_EXTRACTED MATERIAL_:

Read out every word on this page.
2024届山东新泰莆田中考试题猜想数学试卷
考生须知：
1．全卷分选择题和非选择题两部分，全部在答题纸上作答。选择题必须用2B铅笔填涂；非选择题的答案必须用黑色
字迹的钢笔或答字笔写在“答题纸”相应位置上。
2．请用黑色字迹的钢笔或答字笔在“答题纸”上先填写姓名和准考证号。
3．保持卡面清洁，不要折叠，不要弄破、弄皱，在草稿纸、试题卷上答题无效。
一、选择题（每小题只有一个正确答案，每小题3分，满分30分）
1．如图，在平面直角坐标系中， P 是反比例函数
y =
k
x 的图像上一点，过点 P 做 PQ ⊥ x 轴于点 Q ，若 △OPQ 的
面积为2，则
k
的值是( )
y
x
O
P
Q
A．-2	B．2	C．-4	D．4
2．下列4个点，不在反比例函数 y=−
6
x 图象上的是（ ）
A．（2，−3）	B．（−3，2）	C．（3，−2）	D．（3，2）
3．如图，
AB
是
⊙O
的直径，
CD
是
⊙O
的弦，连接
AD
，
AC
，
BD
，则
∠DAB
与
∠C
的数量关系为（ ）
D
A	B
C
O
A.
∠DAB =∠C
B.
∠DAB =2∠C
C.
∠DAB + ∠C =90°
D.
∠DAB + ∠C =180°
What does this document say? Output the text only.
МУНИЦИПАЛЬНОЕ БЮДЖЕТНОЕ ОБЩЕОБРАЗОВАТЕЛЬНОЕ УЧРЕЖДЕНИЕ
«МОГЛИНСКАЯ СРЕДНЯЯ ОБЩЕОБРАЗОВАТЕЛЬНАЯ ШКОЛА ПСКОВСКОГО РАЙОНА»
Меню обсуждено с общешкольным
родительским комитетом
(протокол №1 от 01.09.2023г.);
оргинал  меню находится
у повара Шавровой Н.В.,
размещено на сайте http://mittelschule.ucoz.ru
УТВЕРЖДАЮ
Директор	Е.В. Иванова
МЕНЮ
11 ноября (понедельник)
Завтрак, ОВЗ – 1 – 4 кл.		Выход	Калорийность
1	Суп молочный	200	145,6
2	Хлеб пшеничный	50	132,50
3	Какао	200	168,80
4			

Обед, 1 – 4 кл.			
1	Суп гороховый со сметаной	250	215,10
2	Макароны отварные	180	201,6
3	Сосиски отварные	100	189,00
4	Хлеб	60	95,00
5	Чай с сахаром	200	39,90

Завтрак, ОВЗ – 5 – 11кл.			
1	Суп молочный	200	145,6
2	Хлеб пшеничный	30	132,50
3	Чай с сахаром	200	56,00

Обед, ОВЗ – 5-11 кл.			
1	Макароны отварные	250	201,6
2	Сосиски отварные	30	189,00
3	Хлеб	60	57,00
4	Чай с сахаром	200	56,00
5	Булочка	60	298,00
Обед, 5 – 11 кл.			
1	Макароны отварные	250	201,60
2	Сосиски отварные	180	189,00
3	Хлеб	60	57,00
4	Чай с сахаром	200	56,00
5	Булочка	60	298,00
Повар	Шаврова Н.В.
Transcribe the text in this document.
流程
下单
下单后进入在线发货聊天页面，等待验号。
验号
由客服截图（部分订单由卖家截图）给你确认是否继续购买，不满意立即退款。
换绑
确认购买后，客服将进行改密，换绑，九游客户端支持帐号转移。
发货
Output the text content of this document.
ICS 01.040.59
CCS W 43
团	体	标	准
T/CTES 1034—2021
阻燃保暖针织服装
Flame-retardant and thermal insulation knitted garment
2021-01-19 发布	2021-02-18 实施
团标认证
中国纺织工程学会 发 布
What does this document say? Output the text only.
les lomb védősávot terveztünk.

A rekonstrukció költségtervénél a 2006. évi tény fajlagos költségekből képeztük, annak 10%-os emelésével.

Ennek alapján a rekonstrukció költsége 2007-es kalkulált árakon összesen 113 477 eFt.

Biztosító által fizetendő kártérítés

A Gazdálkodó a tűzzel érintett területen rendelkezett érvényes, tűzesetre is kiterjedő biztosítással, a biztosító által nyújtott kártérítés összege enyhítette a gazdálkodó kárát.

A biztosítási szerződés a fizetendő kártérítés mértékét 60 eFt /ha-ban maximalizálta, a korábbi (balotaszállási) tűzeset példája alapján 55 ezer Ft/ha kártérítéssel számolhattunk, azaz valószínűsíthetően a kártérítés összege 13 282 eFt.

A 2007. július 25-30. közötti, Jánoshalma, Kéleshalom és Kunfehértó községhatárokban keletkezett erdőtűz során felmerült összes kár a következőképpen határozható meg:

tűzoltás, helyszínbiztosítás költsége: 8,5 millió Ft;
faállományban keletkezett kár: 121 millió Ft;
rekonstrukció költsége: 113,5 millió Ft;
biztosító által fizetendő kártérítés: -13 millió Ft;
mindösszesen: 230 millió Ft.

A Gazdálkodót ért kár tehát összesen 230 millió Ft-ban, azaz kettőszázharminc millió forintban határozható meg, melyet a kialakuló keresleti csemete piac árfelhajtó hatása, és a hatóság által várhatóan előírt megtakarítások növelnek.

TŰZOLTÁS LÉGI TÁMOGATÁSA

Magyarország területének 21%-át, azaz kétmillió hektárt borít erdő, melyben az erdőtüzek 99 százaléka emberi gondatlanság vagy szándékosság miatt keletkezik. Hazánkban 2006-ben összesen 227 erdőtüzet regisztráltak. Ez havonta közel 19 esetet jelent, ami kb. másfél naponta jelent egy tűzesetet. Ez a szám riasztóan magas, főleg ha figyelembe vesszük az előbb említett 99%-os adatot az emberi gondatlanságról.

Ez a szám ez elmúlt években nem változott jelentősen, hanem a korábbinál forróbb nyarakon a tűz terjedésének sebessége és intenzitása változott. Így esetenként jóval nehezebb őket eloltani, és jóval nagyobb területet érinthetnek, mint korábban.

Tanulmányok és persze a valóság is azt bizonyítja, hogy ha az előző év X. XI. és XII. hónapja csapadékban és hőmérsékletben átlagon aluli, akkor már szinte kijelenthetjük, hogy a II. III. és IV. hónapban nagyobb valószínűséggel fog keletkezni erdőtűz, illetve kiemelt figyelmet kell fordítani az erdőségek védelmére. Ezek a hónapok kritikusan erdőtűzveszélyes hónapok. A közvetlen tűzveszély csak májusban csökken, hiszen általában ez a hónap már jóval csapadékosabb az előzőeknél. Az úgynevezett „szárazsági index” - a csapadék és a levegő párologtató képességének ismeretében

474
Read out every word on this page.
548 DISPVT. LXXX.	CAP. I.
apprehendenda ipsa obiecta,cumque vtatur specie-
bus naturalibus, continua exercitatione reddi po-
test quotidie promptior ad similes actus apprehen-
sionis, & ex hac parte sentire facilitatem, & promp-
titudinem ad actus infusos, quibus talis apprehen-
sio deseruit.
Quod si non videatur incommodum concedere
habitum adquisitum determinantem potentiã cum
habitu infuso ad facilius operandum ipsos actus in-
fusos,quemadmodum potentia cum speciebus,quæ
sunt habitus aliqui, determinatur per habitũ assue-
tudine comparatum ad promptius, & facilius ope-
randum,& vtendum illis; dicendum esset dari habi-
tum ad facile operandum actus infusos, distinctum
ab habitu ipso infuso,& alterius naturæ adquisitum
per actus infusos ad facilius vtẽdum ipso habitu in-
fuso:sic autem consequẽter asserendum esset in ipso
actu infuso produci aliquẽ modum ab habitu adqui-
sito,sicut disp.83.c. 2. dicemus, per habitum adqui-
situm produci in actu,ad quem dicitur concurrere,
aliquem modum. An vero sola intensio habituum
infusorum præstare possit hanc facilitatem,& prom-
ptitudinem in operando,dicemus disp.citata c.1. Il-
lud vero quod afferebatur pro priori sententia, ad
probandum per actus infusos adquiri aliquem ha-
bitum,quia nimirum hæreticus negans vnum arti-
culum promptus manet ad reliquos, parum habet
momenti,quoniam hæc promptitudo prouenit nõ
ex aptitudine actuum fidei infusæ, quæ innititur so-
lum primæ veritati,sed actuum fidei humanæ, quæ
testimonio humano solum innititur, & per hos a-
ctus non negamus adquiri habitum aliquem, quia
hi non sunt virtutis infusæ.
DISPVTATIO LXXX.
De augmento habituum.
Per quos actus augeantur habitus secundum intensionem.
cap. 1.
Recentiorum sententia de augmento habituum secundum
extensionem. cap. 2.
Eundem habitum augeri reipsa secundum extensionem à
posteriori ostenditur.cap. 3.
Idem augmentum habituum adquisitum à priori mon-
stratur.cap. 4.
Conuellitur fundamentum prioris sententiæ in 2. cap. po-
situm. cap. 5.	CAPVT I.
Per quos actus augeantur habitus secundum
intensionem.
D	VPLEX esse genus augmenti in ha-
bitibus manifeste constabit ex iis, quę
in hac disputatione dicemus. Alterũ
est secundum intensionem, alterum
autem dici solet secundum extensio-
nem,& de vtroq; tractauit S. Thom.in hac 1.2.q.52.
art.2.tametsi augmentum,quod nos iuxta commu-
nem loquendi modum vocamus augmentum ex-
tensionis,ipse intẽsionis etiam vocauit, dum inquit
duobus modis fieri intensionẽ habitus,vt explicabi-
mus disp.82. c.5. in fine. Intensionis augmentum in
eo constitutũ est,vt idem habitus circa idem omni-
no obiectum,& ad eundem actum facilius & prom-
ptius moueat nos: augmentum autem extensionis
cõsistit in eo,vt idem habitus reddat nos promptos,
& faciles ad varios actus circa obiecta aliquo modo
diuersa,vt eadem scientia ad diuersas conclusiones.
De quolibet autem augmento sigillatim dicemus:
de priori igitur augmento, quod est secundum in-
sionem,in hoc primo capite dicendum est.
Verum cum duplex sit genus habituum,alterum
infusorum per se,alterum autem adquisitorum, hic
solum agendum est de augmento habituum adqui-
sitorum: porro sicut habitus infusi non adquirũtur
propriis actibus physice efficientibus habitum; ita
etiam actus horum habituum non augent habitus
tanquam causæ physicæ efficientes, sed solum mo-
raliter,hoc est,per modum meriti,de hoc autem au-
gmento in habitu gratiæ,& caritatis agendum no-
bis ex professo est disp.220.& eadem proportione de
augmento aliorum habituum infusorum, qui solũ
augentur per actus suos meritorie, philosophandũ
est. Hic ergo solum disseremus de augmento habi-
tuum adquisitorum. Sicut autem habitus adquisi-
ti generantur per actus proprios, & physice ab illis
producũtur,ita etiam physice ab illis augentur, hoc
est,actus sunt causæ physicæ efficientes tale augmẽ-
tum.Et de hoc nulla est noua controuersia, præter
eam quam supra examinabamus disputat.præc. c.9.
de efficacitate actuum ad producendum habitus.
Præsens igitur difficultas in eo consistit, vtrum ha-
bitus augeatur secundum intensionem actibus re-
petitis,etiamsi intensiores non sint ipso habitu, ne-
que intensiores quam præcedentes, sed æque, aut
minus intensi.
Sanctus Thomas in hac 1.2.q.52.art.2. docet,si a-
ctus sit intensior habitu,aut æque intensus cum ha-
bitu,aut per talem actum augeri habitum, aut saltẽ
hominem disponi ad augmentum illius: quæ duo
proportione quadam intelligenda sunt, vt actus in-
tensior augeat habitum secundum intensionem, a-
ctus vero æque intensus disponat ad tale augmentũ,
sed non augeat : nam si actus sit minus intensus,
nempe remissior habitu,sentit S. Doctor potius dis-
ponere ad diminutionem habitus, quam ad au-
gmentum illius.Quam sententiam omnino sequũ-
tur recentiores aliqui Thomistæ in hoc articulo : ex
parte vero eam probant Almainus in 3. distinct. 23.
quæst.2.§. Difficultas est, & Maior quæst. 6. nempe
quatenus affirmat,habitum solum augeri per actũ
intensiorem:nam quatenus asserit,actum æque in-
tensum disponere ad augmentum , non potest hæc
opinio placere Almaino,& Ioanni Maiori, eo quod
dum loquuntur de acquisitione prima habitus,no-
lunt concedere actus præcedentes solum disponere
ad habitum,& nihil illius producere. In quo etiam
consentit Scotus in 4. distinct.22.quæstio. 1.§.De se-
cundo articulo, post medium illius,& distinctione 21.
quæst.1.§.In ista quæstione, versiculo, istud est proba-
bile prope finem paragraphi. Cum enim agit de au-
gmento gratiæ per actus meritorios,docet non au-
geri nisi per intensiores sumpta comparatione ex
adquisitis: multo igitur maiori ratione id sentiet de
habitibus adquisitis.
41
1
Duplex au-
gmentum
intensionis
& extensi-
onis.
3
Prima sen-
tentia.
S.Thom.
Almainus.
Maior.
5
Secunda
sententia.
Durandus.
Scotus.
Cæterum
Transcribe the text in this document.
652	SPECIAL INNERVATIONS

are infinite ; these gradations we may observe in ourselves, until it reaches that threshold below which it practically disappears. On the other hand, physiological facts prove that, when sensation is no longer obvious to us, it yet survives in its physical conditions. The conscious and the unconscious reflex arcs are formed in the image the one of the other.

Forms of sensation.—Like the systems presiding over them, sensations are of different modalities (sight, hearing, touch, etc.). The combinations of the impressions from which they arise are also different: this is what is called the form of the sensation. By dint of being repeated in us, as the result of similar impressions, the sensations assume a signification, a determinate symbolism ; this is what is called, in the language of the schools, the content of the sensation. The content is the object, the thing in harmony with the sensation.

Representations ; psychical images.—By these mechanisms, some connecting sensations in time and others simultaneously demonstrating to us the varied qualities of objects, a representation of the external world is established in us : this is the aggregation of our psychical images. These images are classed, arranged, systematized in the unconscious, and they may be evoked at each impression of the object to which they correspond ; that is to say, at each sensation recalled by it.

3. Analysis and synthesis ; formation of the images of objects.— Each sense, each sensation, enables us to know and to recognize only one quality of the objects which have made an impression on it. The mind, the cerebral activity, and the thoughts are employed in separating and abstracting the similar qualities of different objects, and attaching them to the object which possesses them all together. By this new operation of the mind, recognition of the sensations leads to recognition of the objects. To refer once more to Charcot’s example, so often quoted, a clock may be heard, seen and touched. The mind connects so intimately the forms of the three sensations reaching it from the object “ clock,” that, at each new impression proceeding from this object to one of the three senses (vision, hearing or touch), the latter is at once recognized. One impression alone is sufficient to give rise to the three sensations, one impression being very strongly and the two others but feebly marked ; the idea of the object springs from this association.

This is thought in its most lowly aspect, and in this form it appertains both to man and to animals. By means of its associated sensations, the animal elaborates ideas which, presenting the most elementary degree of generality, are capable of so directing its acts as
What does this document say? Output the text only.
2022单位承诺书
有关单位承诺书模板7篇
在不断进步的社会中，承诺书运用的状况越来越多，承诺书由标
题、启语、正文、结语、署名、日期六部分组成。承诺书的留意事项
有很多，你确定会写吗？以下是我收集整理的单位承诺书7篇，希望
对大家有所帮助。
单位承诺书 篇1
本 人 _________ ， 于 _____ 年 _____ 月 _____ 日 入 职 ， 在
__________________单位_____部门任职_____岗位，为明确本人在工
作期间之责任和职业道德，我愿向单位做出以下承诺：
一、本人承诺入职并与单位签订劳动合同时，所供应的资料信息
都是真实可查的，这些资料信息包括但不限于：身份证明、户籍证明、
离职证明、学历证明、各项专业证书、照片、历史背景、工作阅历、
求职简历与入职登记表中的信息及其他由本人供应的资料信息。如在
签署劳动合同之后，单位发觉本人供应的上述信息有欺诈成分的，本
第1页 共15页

_TASK DIRECTIONS_: From the records, copy every line that has the string "autem" in it.

_WRITTEN RESPONSE_:
fuso:sic autem consequẽter asserendum esset in ipso
autem dici solet secundum extensio-
ptius moueat nos: augmentum autem extensionis
De quolibet autem augmento sigillatim dicemus:
infusorum per se,alterum autem adquisitorum, hic
raliter,hoc est,per modum meriti,de hoc autem au-
tuum adquisitorum. Sicut autem habitus adquisi-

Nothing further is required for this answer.